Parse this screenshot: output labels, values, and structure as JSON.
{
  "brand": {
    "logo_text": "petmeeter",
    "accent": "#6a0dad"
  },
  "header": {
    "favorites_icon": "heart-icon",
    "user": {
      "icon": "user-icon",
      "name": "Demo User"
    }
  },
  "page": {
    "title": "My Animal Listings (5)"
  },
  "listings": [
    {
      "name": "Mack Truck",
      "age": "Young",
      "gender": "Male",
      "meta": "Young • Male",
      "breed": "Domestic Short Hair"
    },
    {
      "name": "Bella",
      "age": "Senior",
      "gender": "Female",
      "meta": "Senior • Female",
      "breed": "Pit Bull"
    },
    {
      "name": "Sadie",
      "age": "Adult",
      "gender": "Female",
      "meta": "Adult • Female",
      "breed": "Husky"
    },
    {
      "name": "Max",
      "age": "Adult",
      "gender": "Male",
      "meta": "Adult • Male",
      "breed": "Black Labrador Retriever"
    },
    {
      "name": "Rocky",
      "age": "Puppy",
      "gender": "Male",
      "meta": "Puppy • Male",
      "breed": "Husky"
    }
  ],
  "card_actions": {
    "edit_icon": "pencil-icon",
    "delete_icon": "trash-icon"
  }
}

============

## Objective
Restate the data above word for word.

## Task solution
Parse this screenshot: output labels, values, and structure as JSON.
{
  "brand": {
    "logo_text": "petmeeter",
    "accent": "#6a0dad"
  },
  "header": {
    "favorites_icon": "heart-icon",
    "user": {
      "icon": "user-icon",
      "name": "Demo User"
    }
  },
  "page": {
    "title": "My Animal Listings (5)"
  },
  "listings": [
    {
      "name": "Mack Truck",
      "age": "Young",
      "gender": "Male",
      "meta": "Young • Male",
      "breed": "Domestic Short Hair"
    },
    {
      "name": "Bella",
      "age": "Senior",
      "gender": "Female",
      "meta": "Senior • Female",
      "breed": "Pit Bull"
    },
    {
      "name": "Sadie",
      "age": "Adult",
      "gender": "Female",
      "meta": "Adult • Female",
      "breed": "Husky"
    },
    {
      "name": "Max",
      "age": "Adult",
      "gender": "Male",
      "meta": "Adult • Male",
      "breed": "Black Labrador Retriever"
    },
    {
      "name": "Rocky",
      "age": "Puppy",
      "gender": "Male",
      "meta": "Puppy • Male",
      "breed": "Husky"
    }
  ],
  "card_actions": {
    "edit_icon": "pencil-icon",
    "delete_icon": "trash-icon"
  }
}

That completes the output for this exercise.